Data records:
--------

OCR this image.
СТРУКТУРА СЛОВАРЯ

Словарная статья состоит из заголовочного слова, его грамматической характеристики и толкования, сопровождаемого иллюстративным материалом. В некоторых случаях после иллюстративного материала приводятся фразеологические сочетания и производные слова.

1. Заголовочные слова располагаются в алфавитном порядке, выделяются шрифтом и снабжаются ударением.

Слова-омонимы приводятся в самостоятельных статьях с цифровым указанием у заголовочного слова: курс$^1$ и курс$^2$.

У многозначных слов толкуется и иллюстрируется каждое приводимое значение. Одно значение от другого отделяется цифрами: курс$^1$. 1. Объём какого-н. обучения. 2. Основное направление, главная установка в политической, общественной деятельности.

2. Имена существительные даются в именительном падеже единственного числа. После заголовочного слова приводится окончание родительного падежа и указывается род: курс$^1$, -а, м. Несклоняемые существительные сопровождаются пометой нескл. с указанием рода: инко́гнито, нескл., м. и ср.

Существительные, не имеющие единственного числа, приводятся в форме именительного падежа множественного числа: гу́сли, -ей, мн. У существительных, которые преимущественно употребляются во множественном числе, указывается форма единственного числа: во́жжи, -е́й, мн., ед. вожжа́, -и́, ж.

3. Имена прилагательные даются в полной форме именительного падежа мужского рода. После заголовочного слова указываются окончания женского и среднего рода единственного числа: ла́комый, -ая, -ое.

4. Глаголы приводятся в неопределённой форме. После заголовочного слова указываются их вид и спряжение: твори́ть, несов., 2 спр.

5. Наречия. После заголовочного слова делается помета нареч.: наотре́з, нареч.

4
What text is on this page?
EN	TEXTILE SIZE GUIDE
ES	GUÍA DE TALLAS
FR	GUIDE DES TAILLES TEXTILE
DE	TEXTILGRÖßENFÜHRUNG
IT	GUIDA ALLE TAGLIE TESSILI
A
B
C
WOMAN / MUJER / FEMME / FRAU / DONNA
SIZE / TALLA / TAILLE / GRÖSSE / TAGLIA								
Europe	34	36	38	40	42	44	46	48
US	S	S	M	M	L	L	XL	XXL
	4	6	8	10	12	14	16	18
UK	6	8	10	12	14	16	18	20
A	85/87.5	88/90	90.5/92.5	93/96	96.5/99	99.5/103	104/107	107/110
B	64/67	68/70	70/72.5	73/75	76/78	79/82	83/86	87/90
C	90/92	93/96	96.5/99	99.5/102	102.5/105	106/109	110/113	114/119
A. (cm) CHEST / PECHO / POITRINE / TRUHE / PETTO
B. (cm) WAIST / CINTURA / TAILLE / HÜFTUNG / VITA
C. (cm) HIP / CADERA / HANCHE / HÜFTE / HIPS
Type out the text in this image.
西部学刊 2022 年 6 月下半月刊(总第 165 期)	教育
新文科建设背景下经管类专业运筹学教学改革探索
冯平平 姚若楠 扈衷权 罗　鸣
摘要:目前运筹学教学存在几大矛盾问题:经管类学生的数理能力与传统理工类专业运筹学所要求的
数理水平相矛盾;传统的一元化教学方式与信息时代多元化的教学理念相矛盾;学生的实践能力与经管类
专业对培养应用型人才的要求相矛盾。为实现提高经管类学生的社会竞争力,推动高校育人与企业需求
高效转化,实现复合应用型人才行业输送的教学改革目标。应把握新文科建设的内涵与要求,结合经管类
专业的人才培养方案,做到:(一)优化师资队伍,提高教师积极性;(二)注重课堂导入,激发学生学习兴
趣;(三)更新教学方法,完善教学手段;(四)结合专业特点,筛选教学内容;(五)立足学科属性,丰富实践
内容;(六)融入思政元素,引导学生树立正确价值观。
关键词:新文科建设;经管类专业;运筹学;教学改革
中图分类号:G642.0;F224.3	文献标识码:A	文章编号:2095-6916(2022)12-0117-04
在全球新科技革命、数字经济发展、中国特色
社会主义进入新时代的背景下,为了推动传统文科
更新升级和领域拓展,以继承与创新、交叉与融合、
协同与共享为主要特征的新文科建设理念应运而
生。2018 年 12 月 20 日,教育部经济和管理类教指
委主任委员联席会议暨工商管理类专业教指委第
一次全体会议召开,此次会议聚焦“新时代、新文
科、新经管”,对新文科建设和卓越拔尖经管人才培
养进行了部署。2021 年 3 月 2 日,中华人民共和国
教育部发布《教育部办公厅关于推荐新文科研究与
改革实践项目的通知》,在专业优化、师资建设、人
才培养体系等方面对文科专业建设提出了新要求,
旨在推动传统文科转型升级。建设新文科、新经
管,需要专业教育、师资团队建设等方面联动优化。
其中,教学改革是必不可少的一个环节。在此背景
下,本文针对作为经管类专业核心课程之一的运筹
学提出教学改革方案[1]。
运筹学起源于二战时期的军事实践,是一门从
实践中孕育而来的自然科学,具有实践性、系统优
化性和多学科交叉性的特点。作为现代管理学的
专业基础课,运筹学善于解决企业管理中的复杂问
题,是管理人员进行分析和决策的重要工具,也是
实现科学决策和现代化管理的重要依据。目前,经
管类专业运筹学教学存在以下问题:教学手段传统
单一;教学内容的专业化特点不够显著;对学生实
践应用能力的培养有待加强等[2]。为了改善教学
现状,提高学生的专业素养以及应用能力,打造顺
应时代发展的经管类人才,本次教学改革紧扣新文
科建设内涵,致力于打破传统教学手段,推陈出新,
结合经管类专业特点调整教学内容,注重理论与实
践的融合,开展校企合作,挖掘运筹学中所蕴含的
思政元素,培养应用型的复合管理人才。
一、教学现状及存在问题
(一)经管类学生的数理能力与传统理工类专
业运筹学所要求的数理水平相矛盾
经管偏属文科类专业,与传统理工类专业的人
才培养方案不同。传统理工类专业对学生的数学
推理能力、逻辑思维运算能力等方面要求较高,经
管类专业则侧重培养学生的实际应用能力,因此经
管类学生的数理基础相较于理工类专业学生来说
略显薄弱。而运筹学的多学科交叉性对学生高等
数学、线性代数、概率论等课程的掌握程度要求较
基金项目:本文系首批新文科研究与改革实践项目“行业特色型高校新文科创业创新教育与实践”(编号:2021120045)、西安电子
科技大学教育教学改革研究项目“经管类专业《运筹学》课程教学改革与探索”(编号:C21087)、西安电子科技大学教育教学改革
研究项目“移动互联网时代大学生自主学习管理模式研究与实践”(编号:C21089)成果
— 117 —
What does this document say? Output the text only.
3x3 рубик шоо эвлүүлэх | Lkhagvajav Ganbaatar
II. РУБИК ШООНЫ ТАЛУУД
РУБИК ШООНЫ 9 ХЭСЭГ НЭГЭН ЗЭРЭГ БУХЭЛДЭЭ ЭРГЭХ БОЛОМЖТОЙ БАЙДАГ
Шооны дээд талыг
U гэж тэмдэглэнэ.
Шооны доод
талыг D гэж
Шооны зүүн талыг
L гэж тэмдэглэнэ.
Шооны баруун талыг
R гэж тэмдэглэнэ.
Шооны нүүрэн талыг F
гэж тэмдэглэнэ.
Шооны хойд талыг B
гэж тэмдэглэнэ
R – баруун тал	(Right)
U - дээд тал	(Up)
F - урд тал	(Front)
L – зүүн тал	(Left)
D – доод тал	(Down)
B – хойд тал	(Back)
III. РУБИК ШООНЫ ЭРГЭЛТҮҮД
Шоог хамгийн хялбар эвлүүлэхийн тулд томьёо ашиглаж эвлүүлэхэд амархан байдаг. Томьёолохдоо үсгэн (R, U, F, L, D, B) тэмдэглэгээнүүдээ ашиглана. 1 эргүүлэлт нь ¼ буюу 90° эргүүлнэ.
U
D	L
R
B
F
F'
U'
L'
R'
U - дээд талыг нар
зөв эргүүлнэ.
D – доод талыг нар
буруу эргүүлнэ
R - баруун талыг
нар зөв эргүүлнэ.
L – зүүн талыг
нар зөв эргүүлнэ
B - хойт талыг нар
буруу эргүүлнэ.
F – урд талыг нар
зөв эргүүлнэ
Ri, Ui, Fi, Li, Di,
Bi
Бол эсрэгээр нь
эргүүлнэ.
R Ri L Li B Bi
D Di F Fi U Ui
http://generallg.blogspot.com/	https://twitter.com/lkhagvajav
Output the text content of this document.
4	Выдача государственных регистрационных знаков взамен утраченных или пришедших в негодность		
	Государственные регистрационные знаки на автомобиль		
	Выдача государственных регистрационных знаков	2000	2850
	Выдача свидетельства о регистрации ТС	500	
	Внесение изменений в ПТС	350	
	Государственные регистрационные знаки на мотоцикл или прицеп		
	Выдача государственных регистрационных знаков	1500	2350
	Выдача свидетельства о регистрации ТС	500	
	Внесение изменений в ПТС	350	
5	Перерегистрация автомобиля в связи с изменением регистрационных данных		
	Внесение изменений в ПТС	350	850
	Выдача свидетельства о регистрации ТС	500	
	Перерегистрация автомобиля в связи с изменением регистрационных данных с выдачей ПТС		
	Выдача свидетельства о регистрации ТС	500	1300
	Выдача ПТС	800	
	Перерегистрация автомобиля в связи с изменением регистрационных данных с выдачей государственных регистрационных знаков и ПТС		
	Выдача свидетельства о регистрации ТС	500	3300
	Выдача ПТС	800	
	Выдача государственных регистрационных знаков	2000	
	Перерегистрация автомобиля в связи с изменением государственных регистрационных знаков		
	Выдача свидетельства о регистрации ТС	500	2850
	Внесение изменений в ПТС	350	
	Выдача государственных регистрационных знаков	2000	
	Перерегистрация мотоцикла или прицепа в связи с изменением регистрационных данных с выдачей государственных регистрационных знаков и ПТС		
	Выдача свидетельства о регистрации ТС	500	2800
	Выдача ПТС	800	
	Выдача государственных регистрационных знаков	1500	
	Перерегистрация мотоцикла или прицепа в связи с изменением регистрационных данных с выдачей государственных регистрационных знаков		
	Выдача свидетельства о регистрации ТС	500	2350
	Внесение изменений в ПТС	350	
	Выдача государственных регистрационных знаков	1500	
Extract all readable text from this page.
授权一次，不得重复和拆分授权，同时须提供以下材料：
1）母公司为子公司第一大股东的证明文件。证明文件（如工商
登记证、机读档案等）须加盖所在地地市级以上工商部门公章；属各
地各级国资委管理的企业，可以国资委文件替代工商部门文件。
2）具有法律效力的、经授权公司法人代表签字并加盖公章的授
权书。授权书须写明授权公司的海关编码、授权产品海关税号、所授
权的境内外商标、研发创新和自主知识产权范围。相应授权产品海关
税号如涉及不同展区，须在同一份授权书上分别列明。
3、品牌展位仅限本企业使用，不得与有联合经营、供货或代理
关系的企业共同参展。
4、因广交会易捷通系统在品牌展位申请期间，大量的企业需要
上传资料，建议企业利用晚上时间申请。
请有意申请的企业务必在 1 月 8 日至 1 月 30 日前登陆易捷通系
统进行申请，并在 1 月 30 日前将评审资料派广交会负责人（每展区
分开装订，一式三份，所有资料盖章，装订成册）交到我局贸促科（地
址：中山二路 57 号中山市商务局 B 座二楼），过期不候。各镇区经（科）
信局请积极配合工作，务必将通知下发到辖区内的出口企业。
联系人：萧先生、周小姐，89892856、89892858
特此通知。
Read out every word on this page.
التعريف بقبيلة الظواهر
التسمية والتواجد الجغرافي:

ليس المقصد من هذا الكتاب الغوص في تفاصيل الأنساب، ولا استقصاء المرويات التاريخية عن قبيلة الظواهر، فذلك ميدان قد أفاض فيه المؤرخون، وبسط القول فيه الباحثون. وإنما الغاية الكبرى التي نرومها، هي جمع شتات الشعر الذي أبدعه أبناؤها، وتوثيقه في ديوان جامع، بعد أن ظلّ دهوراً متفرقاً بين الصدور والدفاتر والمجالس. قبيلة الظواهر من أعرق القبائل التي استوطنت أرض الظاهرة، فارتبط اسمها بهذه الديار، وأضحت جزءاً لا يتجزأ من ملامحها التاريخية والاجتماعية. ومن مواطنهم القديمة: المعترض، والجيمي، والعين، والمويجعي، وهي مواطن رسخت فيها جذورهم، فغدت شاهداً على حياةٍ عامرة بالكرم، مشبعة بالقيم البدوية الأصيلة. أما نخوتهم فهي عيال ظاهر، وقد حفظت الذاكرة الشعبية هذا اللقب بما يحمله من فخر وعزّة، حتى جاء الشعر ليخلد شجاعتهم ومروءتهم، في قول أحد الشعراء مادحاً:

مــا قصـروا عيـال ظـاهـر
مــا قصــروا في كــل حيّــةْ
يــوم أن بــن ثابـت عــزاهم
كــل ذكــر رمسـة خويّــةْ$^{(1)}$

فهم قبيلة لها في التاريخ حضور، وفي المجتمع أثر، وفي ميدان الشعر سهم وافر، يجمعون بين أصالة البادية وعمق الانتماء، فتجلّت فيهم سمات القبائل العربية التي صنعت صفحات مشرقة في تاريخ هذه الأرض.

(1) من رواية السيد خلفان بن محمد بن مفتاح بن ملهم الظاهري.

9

--------

■ Problem details
Review the material and copy each line in which the word "مــا" appears.

■ Output for this exercise
مــا قصـروا عيـال ظـاهـر
مــا قصــروا في كــل حيّــةْ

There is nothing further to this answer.